Given exercise | From the entries below, gather every line containing the string "EBAF".

Data records |

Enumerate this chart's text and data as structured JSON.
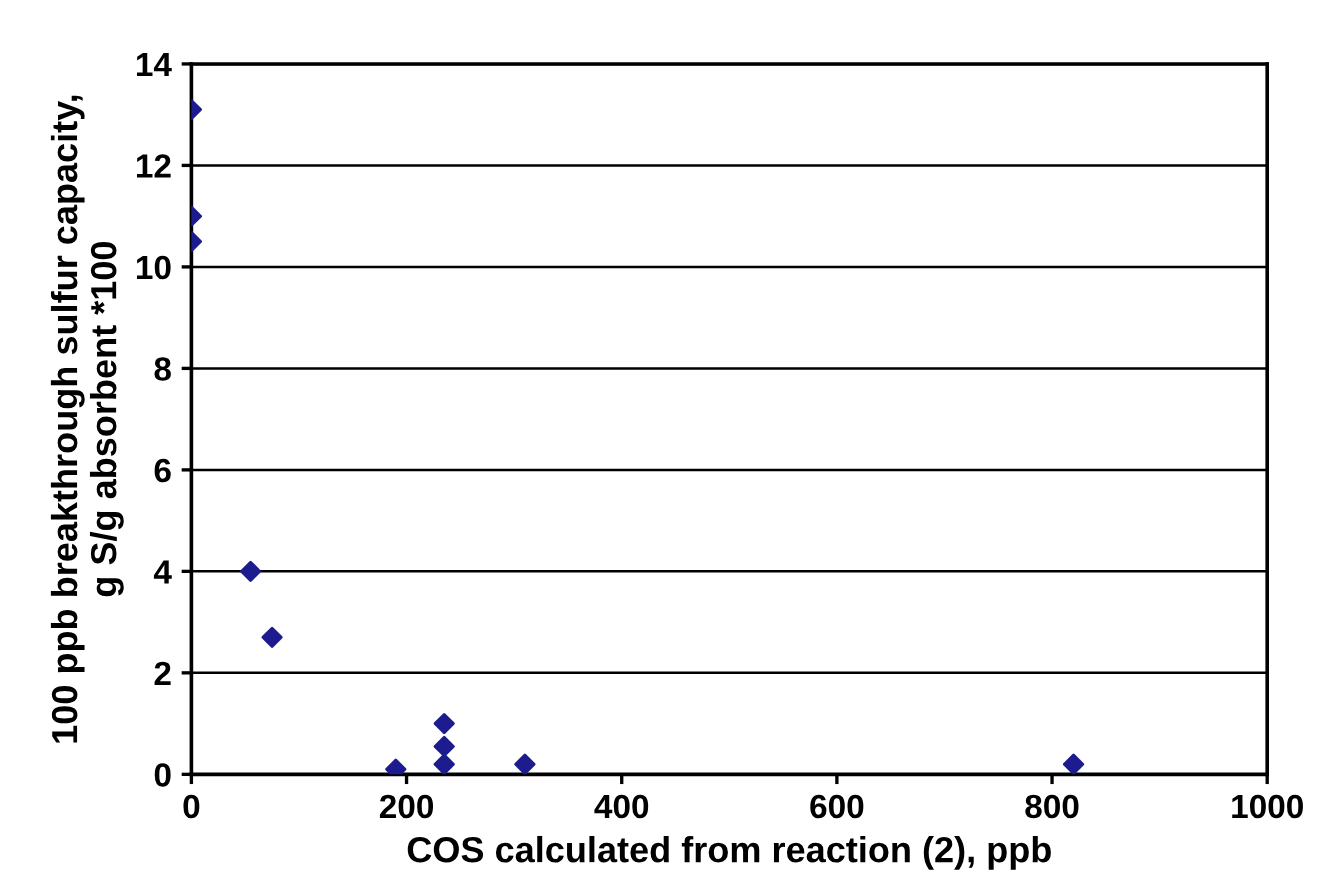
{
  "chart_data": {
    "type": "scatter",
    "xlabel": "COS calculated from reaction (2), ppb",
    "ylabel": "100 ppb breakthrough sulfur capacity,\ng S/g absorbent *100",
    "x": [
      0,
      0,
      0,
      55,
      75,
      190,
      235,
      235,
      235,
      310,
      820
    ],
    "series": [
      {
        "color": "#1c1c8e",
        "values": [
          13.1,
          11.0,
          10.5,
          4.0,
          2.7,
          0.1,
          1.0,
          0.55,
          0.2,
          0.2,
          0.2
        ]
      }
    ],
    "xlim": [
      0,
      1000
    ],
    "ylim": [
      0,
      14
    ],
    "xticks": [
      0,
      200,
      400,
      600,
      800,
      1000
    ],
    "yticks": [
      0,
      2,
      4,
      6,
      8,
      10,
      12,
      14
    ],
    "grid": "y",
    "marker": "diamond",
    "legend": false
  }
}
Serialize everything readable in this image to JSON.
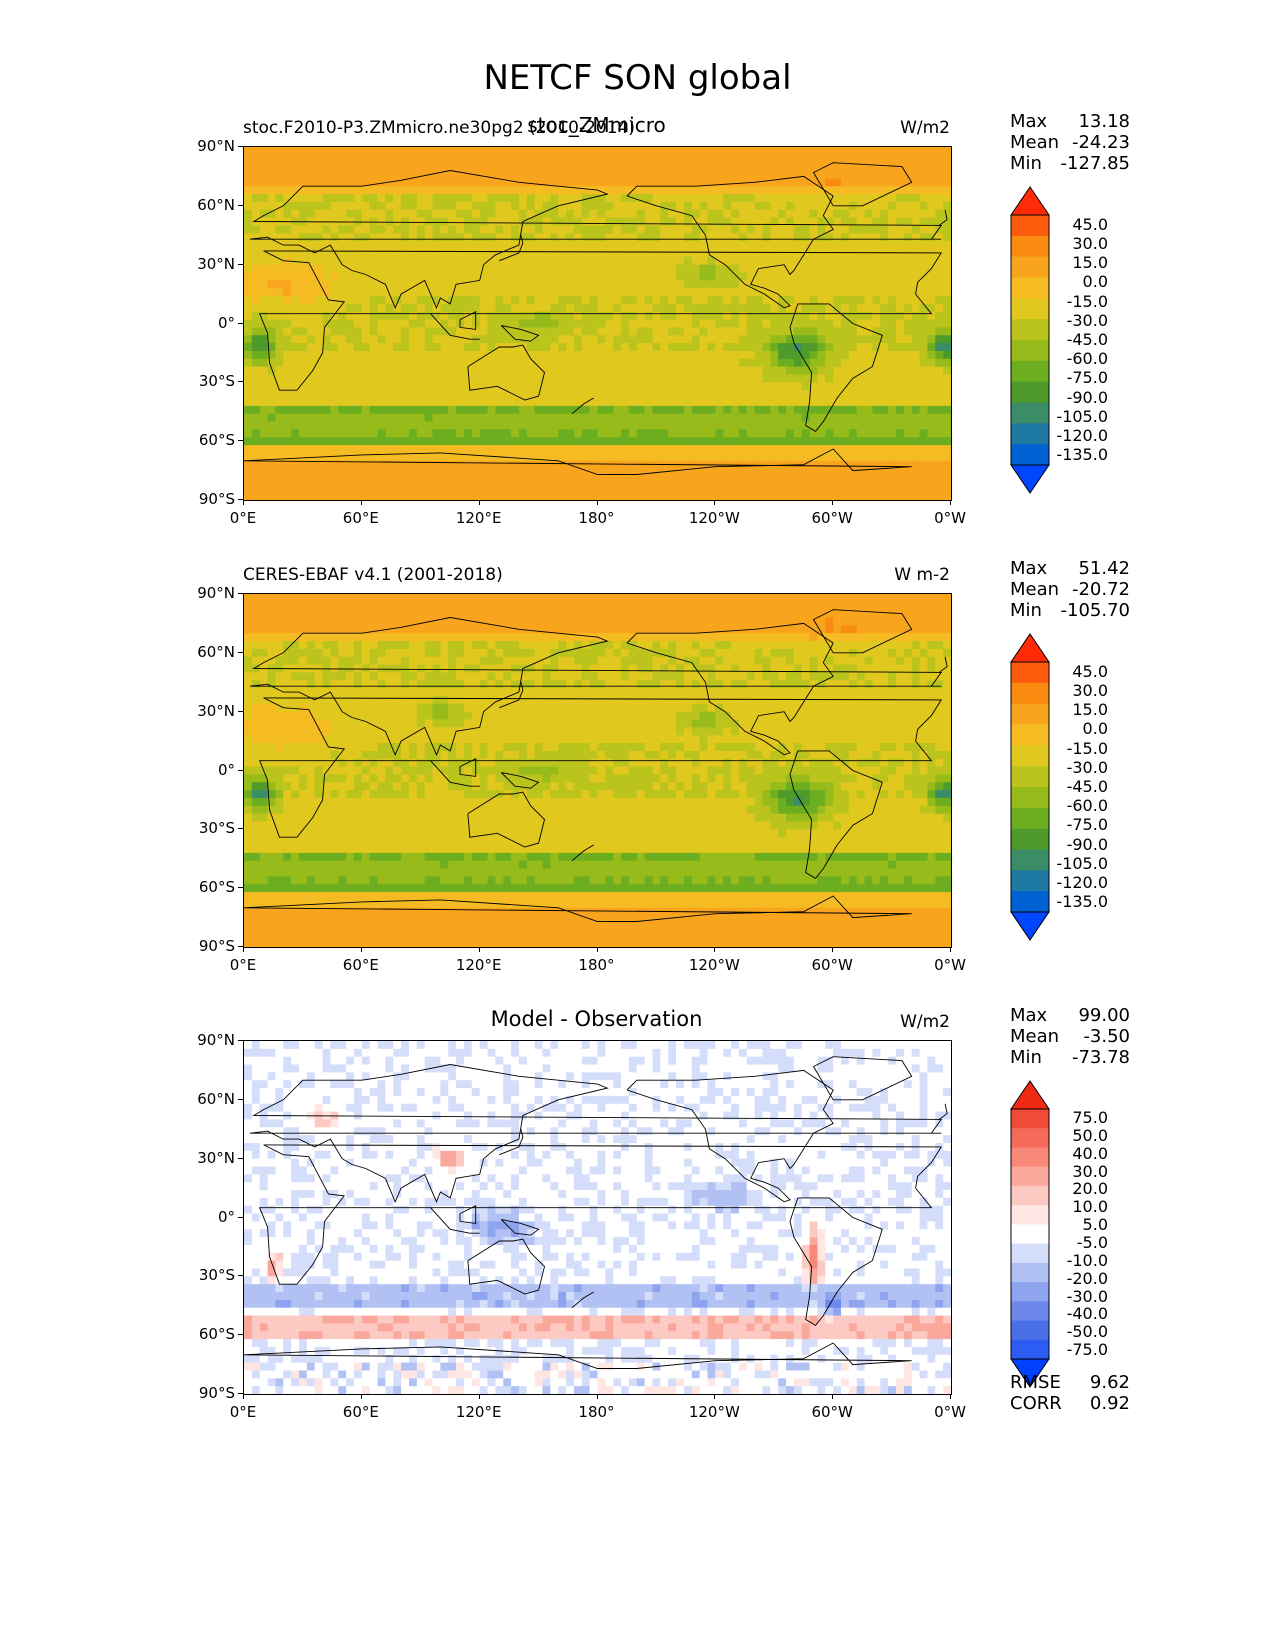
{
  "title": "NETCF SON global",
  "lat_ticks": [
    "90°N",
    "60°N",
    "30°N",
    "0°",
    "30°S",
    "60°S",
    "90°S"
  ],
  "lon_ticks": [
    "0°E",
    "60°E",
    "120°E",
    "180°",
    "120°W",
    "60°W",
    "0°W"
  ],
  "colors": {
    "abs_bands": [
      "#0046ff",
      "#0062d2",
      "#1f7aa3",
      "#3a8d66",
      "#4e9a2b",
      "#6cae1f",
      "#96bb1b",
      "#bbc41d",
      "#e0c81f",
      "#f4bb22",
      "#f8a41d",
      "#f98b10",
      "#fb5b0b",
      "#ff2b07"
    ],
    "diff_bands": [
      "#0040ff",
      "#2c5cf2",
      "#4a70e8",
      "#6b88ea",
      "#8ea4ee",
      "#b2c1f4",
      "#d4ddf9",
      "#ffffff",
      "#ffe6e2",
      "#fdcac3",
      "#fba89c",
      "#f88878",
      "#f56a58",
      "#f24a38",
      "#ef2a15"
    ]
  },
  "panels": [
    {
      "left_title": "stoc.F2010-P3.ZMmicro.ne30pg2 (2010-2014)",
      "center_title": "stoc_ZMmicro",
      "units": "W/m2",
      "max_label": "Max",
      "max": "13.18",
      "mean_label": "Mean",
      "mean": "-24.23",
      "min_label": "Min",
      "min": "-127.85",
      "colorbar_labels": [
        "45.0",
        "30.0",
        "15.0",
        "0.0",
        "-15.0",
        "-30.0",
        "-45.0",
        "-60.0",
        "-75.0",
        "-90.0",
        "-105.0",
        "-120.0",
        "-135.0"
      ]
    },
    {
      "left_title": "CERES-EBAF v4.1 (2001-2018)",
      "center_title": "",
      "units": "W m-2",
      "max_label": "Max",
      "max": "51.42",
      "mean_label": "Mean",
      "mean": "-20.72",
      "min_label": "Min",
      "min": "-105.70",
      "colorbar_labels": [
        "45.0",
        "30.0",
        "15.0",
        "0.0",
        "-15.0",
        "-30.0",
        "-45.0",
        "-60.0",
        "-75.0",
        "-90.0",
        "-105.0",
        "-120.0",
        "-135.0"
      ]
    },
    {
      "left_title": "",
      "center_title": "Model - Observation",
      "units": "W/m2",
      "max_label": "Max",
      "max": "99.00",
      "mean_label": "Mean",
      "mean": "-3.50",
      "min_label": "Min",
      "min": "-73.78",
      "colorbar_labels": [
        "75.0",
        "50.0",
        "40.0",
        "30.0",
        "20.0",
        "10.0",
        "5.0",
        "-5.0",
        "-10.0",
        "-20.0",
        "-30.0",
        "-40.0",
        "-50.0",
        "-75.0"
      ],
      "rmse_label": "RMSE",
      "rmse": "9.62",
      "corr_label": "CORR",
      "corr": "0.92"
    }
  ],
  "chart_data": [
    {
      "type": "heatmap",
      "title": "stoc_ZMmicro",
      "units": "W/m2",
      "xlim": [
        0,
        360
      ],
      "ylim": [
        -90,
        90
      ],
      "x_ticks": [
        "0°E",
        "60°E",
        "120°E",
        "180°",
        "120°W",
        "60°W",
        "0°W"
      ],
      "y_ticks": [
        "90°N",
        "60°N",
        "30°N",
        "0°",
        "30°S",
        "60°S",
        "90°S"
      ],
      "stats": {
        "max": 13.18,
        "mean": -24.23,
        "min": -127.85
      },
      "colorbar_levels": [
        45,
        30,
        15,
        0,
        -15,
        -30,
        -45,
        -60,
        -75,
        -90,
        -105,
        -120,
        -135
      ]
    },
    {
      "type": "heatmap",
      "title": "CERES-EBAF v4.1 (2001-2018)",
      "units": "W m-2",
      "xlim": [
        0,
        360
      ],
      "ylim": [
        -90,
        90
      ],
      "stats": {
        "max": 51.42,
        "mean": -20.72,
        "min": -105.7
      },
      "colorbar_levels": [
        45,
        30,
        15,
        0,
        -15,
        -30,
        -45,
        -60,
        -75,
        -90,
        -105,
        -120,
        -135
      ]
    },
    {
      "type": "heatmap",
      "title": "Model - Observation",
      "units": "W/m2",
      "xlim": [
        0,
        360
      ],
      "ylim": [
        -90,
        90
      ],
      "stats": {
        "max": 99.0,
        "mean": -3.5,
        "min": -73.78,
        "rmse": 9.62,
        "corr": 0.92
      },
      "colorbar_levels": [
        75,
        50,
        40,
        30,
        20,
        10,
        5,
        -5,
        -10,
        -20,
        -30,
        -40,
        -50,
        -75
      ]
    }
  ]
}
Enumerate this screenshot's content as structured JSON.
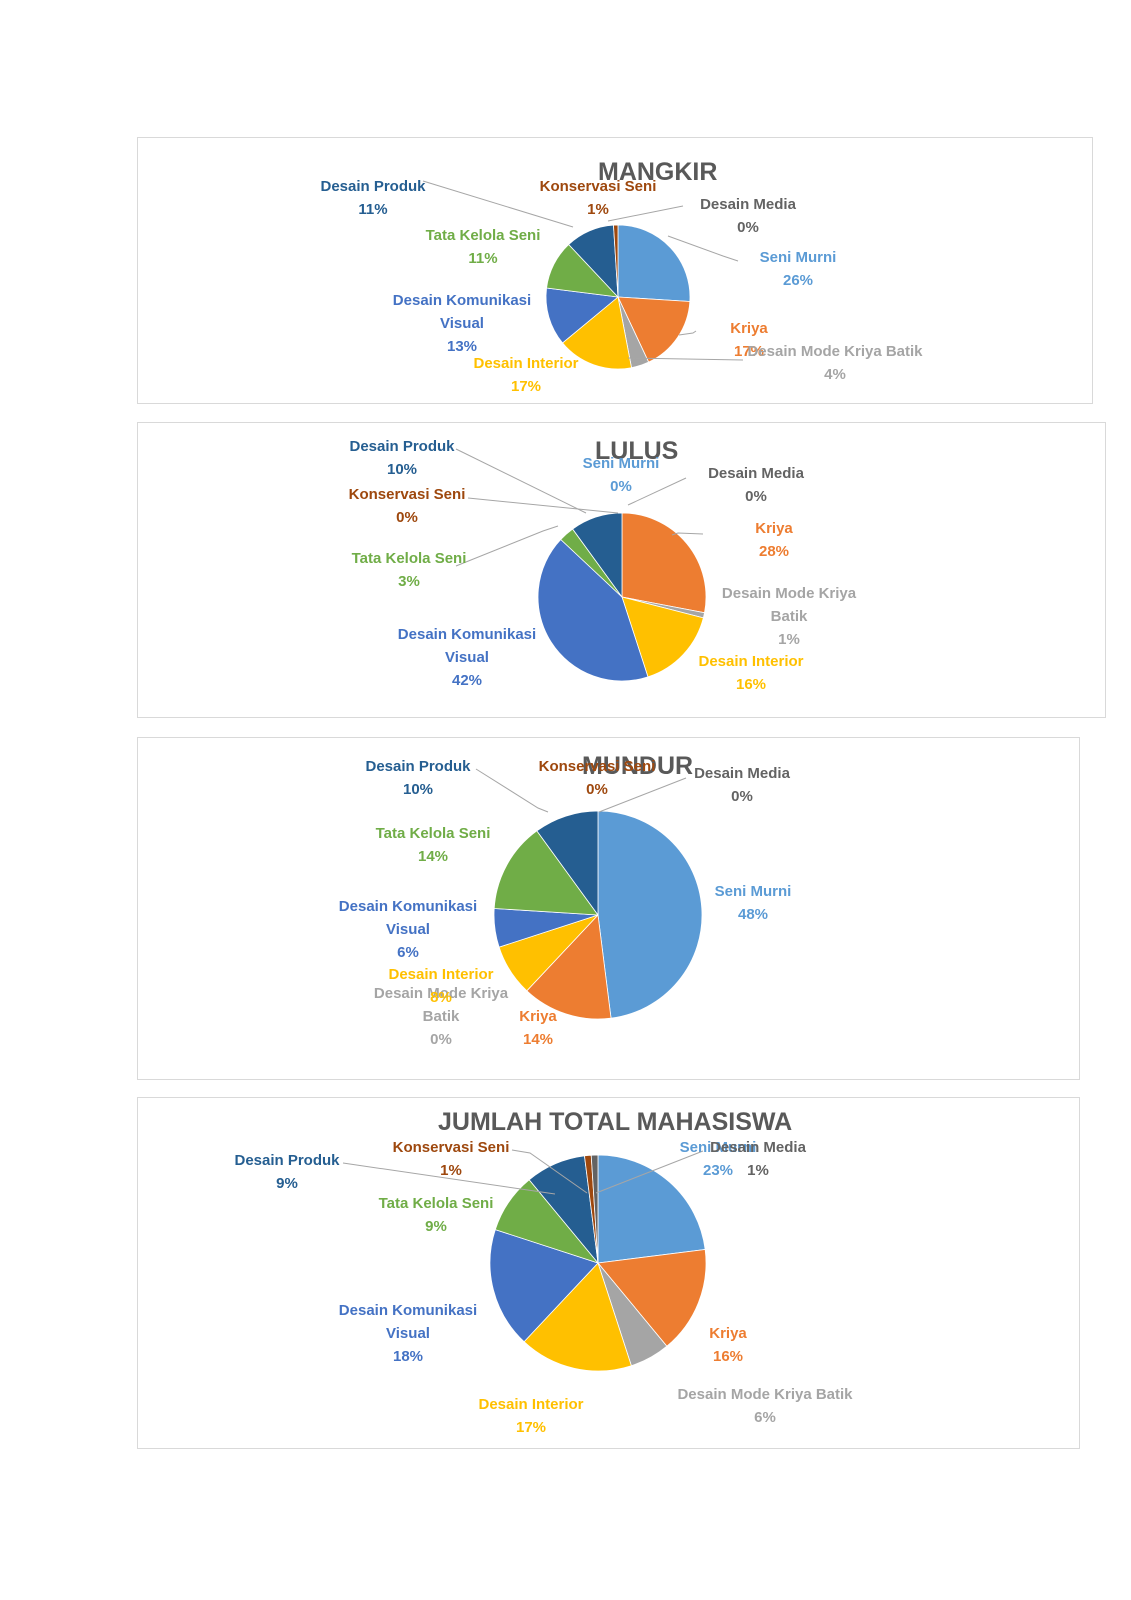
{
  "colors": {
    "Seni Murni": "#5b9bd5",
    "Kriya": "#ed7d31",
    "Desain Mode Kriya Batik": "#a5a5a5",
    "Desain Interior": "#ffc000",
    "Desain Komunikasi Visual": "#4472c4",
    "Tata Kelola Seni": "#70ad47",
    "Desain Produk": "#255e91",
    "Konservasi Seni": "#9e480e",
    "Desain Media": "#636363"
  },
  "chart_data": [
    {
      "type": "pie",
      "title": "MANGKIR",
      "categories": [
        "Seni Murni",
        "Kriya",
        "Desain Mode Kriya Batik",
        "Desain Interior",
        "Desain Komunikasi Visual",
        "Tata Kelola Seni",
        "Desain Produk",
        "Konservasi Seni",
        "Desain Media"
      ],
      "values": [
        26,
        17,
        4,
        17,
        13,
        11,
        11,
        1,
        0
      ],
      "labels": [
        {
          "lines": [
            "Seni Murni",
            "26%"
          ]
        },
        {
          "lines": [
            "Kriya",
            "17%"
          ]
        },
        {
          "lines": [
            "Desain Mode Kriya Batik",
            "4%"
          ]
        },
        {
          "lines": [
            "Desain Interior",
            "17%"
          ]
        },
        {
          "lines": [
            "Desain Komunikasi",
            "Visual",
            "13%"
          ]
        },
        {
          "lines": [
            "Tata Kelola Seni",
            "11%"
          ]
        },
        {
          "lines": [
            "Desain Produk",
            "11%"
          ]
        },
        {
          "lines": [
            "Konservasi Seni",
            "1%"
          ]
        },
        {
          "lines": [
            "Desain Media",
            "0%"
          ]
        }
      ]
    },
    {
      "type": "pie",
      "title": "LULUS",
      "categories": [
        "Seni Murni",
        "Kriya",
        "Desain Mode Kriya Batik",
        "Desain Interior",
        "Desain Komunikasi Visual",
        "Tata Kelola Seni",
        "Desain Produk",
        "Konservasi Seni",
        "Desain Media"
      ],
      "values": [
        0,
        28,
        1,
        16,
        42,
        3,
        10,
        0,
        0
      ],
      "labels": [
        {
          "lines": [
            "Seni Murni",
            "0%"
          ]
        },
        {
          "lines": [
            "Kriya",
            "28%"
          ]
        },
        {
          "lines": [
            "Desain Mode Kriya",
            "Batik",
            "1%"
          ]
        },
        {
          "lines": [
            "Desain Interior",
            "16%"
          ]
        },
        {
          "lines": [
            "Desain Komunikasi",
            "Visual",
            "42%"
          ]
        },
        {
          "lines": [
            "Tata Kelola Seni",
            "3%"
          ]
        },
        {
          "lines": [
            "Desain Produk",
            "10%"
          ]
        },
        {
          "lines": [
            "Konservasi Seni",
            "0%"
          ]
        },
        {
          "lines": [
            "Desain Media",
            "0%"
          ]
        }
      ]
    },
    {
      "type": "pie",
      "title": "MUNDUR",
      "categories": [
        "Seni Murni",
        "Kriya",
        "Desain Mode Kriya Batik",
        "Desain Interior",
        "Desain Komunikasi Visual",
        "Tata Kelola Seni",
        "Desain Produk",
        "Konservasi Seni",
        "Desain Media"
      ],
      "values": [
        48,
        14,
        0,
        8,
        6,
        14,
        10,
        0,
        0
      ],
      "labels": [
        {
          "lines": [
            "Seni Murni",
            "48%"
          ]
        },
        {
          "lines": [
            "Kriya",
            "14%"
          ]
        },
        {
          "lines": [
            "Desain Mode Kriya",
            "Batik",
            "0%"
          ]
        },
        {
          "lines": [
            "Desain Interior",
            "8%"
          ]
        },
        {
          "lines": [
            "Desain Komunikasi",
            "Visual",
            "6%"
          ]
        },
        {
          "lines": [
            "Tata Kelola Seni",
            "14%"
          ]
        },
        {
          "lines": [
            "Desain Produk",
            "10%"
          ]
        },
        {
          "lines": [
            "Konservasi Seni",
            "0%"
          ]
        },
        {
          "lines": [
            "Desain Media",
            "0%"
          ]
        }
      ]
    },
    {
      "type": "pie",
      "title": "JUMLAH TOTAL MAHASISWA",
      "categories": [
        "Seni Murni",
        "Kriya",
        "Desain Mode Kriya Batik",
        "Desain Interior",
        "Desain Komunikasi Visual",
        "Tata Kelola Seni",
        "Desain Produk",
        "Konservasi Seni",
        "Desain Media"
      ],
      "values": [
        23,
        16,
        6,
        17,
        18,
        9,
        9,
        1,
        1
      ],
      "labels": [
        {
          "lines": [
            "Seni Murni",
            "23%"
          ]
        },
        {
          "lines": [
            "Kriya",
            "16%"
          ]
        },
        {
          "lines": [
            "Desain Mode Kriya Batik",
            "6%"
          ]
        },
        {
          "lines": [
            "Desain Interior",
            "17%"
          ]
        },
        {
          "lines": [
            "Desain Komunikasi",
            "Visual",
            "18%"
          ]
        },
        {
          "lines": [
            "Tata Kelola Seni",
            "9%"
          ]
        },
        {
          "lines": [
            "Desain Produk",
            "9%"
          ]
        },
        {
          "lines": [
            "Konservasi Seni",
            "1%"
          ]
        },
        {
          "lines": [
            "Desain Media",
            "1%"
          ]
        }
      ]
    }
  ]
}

Expected output |
      "left_title": "CERES-EBAF v4.1 (2001-2018)",
      "title": "CERES-EBAF v4.1 (2001-2018)",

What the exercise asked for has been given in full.